◆ WHAT IS NEEDED:
Below is a block of records; repeat all of them exactly.

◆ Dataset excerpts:
---

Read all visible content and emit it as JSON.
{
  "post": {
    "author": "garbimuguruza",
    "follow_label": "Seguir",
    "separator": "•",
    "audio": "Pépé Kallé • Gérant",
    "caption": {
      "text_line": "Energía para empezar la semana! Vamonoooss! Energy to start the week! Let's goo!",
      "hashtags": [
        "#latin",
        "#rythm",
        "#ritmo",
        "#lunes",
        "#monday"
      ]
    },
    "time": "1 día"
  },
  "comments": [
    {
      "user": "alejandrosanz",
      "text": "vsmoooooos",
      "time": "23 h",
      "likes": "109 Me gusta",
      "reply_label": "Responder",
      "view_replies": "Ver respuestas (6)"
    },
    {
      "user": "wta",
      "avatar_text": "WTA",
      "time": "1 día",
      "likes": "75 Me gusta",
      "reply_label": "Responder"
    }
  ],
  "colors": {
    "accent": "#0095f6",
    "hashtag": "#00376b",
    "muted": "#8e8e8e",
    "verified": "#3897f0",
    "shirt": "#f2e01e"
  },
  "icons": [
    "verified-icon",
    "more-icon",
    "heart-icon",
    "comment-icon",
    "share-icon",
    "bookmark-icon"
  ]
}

---

◆ OUTPUT BELOW:
Read all visible content and emit it as JSON.
{
  "post": {
    "author": "garbimuguruza",
    "follow_label": "Seguir",
    "separator": "•",
    "audio": "Pépé Kallé • Gérant",
    "caption": {
      "text_line": "Energía para empezar la semana! Vamonoooss! Energy to start the week! Let's goo!",
      "hashtags": [
        "#latin",
        "#rythm",
        "#ritmo",
        "#lunes",
        "#monday"
      ]
    },
    "time": "1 día"
  },
  "comments": [
    {
      "user": "alejandrosanz",
      "text": "vsmoooooos",
      "time": "23 h",
      "likes": "109 Me gusta",
      "reply_label": "Responder",
      "view_replies": "Ver respuestas (6)"
    },
    {
      "user": "wta",
      "avatar_text": "WTA",
      "time": "1 día",
      "likes": "75 Me gusta",
      "reply_label": "Responder"
    }
  ],
  "colors": {
    "accent": "#0095f6",
    "hashtag": "#00376b",
    "muted": "#8e8e8e",
    "verified": "#3897f0",
    "shirt": "#f2e01e"
  },
  "icons": [
    "verified-icon",
    "more-icon",
    "heart-icon",
    "comment-icon",
    "share-icon",
    "bookmark-icon"
  ]
}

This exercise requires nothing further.